» PROBLEM TO SOLVE: Identify all lines in the listing that include the word "small", and copy them out.
┌─ PROVIDED DATA
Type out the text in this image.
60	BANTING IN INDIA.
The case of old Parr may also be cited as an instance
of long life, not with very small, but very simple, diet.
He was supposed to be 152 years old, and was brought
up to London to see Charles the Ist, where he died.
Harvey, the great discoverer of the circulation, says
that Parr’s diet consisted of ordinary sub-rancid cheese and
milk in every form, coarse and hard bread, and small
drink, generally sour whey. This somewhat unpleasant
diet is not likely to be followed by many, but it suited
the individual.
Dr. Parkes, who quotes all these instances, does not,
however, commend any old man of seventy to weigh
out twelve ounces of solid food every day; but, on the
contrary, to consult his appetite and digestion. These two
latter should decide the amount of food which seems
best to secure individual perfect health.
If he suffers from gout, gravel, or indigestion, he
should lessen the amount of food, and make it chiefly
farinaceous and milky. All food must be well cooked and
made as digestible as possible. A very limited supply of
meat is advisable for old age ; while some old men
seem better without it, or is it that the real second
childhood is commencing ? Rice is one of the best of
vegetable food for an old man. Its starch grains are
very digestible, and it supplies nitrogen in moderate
└─
» SOLUTION TO THIS EXERCISE:
of long life, not with very small, but very simple, diet.
milk in every form, coarse and hard bread, and small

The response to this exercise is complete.